Aim
Using the data below, gather each line that includes the word "Education".

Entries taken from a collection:
--*--
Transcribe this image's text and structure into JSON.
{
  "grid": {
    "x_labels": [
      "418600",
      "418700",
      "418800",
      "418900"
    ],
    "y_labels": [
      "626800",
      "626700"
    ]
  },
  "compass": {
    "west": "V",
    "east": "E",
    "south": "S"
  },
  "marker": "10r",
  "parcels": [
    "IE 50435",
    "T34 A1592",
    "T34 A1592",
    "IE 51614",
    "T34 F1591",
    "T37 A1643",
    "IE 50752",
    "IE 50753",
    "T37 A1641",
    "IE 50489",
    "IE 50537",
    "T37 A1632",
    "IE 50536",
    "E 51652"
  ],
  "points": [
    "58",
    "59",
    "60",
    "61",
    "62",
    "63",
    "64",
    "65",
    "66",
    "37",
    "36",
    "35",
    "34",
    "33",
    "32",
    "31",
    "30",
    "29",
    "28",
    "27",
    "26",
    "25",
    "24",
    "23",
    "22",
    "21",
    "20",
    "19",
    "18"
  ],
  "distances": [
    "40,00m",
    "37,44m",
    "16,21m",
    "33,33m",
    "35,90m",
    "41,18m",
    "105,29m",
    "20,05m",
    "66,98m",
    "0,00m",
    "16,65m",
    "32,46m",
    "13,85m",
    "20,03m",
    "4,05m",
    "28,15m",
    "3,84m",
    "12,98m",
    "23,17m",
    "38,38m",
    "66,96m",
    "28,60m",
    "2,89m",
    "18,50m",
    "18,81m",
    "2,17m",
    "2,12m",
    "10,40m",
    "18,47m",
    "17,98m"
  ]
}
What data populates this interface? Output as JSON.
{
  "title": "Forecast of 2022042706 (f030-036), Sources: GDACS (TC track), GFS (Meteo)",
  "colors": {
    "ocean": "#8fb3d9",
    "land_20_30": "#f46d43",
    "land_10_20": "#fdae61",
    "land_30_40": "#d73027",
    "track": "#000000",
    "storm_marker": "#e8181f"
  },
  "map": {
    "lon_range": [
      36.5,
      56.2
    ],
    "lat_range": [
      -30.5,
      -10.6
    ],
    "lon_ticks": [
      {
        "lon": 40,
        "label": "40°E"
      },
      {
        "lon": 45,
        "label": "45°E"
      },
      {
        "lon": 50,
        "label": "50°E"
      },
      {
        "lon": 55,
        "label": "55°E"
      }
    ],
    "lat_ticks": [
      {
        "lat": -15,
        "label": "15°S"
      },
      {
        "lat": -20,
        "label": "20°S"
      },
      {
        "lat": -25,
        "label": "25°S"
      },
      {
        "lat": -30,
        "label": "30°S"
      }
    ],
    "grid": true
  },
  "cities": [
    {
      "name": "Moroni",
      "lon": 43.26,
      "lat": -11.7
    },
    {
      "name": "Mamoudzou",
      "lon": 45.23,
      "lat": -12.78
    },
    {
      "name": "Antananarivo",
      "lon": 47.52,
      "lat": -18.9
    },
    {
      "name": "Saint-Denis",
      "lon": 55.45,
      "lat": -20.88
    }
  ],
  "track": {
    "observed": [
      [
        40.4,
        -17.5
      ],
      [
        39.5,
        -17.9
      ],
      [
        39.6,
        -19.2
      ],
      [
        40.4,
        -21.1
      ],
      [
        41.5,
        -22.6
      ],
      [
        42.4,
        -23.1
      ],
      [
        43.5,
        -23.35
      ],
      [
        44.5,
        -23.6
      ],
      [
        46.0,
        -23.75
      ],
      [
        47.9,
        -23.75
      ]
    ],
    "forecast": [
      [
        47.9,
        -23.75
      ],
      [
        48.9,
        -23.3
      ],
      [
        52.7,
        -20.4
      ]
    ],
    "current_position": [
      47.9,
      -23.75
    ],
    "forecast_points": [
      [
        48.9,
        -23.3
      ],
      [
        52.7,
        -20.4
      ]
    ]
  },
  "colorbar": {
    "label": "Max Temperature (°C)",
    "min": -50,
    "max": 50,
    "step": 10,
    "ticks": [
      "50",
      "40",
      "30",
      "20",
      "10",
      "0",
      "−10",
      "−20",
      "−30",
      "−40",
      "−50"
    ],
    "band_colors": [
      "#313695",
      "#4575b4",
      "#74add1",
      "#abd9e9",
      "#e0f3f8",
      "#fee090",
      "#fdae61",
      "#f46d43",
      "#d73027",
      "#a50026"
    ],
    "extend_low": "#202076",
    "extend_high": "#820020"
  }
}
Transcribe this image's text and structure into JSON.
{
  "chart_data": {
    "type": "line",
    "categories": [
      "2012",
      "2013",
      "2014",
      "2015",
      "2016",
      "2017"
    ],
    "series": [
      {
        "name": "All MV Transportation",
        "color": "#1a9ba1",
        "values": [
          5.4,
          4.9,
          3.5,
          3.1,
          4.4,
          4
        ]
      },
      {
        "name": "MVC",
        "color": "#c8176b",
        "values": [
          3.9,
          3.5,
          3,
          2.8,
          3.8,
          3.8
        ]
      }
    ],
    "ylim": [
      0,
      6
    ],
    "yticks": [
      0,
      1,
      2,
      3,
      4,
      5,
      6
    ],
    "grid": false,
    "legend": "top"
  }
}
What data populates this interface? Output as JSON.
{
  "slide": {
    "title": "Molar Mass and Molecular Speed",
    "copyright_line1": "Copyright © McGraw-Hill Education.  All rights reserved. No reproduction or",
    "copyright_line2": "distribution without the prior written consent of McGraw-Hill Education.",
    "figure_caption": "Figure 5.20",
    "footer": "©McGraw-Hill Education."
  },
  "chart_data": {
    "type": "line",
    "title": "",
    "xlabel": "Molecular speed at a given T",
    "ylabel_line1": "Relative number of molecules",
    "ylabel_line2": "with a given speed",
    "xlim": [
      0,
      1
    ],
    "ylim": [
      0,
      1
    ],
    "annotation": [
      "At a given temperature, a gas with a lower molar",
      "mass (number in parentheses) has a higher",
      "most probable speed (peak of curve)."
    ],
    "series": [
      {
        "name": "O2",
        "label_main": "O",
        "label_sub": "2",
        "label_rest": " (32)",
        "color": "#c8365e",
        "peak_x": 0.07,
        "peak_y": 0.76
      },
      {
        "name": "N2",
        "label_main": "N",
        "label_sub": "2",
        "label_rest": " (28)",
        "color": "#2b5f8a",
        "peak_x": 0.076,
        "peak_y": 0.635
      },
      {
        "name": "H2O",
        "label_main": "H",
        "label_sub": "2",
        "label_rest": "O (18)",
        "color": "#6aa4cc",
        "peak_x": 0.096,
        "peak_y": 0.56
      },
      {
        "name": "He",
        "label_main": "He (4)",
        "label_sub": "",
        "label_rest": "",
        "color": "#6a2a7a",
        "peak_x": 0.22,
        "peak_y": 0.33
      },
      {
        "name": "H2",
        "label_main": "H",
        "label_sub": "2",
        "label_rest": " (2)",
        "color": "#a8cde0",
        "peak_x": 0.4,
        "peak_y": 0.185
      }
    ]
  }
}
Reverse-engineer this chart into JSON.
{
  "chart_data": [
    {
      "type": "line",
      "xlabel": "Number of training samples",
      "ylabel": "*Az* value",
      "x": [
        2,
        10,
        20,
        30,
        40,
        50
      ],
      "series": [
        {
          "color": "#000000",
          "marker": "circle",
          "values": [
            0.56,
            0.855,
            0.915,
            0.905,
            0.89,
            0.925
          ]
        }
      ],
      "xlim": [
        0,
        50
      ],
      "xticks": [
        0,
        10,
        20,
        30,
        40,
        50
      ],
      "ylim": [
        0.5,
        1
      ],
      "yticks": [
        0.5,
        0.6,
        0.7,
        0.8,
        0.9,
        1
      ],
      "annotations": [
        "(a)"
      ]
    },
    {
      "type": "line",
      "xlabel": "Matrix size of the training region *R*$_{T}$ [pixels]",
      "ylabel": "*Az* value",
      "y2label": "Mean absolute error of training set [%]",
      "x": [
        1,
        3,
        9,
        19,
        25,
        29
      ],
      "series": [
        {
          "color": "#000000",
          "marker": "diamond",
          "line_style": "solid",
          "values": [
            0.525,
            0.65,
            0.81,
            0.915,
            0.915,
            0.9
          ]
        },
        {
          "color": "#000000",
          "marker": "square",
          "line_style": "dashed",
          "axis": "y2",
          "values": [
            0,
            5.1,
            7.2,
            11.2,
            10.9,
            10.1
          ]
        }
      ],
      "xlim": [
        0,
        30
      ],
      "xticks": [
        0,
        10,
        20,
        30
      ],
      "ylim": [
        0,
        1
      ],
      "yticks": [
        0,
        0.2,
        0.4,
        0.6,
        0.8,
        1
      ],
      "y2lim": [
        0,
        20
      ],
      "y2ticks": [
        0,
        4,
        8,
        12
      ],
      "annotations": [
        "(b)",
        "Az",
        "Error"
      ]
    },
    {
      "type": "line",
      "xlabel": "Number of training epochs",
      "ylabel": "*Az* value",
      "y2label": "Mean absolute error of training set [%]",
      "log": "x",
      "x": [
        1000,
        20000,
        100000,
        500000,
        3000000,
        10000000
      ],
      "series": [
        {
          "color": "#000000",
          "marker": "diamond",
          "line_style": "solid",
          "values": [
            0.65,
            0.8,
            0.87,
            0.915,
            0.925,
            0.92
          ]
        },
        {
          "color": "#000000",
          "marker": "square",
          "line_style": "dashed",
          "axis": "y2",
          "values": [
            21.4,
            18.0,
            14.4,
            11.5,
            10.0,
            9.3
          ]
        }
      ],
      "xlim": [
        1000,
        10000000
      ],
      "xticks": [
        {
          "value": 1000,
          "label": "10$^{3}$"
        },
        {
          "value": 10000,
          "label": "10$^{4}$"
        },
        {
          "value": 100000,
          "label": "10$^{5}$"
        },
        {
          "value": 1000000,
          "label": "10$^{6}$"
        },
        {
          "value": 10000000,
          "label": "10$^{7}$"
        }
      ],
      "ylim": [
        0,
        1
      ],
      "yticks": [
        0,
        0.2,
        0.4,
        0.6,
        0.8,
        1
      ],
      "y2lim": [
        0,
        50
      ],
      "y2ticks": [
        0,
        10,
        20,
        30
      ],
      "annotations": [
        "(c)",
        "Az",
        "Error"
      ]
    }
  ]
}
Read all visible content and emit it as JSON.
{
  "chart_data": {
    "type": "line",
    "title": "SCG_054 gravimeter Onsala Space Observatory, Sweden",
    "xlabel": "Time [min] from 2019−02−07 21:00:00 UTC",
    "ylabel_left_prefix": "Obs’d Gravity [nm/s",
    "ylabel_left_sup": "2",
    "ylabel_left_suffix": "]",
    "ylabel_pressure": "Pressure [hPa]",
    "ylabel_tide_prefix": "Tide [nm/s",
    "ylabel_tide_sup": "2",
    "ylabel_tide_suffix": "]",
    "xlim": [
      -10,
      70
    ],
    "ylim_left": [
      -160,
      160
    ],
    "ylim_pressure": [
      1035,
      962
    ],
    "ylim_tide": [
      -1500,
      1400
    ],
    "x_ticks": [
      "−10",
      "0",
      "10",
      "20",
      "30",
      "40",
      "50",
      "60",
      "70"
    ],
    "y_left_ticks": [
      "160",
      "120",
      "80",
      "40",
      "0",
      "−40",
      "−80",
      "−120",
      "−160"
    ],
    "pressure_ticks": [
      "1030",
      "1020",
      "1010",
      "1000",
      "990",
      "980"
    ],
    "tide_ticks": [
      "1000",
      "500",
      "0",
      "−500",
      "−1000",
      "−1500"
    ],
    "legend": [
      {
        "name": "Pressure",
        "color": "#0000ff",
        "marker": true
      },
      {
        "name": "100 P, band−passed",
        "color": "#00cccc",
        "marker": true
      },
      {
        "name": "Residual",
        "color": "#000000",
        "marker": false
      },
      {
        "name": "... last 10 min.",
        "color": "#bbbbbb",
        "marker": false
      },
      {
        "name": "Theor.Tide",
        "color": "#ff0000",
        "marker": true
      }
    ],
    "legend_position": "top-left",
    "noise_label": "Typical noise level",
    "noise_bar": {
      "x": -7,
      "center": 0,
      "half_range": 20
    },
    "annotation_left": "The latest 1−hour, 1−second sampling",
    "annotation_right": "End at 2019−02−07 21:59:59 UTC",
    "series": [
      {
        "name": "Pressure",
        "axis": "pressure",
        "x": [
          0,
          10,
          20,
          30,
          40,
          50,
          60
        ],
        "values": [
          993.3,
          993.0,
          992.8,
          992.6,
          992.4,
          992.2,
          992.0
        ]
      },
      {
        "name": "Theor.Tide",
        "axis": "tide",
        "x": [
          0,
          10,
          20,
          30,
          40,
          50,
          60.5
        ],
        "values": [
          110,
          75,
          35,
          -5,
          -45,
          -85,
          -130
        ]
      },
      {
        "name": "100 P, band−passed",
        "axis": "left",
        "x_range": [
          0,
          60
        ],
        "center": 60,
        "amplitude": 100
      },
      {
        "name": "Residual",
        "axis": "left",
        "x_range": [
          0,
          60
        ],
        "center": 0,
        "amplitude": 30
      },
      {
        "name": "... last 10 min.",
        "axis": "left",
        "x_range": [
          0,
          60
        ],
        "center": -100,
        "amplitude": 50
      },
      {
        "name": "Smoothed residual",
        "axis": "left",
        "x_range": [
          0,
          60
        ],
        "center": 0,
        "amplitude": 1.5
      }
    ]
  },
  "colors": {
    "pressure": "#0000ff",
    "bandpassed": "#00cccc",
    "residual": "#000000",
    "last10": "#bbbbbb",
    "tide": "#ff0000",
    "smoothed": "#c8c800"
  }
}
--*--
Expected answer
    "copyright_line1": "Copyright © McGraw-Hill Education.  All rights reserved. No reproduction or",
    "copyright_line2": "distribution without the prior written consent of McGraw-Hill Education.",
    "footer": "©McGraw-Hill Education."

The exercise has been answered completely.